→ Task directions
Among the entries below, find the lines with "name" and copy them.

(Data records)
■ ■ ■ ■ ■
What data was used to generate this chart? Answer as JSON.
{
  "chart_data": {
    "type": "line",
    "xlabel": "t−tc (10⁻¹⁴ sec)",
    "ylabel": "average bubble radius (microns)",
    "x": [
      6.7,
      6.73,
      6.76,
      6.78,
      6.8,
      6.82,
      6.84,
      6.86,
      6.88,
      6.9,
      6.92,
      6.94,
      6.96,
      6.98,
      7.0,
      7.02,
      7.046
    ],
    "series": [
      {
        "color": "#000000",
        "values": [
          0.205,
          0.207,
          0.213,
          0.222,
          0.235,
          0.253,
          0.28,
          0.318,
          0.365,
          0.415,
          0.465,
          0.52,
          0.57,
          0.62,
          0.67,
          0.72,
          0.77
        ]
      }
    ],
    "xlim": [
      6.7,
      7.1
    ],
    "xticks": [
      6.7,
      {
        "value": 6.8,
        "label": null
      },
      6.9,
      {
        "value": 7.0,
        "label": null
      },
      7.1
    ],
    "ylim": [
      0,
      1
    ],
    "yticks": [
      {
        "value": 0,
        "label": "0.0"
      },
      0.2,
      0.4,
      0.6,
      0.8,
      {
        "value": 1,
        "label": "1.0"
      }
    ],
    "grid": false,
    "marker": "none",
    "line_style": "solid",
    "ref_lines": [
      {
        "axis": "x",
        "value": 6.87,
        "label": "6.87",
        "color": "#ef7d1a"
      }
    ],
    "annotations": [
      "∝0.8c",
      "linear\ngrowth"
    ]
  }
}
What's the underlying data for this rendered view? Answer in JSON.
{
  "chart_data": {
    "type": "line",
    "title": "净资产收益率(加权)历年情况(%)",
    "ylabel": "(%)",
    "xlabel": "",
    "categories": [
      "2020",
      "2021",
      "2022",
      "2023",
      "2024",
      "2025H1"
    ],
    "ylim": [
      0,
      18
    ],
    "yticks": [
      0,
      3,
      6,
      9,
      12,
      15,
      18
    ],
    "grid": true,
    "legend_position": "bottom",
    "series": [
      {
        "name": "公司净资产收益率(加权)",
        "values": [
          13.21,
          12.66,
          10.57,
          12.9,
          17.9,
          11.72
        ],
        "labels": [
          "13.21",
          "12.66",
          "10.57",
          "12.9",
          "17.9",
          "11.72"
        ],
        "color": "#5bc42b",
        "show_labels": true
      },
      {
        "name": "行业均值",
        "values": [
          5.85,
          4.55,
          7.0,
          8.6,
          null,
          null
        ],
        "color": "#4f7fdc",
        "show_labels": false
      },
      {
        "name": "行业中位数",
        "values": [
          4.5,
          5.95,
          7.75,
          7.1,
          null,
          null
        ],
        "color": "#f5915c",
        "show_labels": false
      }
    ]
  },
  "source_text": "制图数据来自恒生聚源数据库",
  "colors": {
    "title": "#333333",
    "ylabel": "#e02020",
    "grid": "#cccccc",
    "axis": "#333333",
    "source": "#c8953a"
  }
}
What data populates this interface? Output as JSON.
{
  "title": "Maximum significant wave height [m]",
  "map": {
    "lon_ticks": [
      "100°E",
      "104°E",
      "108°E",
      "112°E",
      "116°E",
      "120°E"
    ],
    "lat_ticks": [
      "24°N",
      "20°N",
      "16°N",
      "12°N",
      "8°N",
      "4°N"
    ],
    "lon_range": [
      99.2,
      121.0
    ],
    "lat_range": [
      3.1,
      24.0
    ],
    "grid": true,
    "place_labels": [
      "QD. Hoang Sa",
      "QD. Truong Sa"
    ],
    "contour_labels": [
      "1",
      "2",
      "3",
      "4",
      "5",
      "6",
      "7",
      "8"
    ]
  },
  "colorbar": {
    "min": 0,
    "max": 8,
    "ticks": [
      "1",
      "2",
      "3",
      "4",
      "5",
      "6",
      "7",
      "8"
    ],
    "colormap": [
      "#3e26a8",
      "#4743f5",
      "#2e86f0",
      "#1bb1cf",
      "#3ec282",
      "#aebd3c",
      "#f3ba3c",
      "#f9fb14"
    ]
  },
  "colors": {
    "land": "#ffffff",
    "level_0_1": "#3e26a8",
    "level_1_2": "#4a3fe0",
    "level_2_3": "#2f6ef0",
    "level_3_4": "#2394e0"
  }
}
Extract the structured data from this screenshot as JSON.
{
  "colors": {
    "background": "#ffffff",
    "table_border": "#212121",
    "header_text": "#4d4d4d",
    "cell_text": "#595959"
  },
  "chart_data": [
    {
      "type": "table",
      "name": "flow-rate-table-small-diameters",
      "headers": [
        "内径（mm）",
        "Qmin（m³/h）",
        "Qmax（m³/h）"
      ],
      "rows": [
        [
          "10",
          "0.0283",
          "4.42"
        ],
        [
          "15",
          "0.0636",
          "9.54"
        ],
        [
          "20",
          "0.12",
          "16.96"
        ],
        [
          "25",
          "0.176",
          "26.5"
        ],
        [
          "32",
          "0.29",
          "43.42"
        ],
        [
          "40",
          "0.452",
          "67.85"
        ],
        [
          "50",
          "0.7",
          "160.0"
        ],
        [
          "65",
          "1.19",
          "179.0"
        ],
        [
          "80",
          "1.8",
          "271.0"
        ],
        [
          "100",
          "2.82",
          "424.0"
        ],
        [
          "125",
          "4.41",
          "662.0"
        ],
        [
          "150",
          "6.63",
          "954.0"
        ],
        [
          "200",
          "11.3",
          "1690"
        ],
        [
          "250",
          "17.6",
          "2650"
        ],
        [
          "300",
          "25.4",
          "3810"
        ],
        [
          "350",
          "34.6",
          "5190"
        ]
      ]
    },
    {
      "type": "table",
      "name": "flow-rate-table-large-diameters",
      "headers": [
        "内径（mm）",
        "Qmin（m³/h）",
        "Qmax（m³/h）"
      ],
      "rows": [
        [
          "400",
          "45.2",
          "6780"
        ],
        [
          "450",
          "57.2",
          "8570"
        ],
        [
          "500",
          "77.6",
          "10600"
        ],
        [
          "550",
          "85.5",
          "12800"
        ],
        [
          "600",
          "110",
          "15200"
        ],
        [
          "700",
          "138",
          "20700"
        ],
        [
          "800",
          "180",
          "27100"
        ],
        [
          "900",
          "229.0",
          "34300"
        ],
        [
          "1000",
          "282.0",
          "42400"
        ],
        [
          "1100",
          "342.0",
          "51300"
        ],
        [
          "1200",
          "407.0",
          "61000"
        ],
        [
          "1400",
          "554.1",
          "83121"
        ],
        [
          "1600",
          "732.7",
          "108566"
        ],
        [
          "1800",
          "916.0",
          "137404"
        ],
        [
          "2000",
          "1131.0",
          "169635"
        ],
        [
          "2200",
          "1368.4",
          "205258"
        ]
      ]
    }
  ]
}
■ ■ ■ ■ ■
→ Result below
        "name": "公司净资产收益率(加权)",
        "name": "行业均值",
        "name": "行业中位数",
      "name": "flow-rate-table-small-diameters",
      "name": "flow-rate-table-large-diameters",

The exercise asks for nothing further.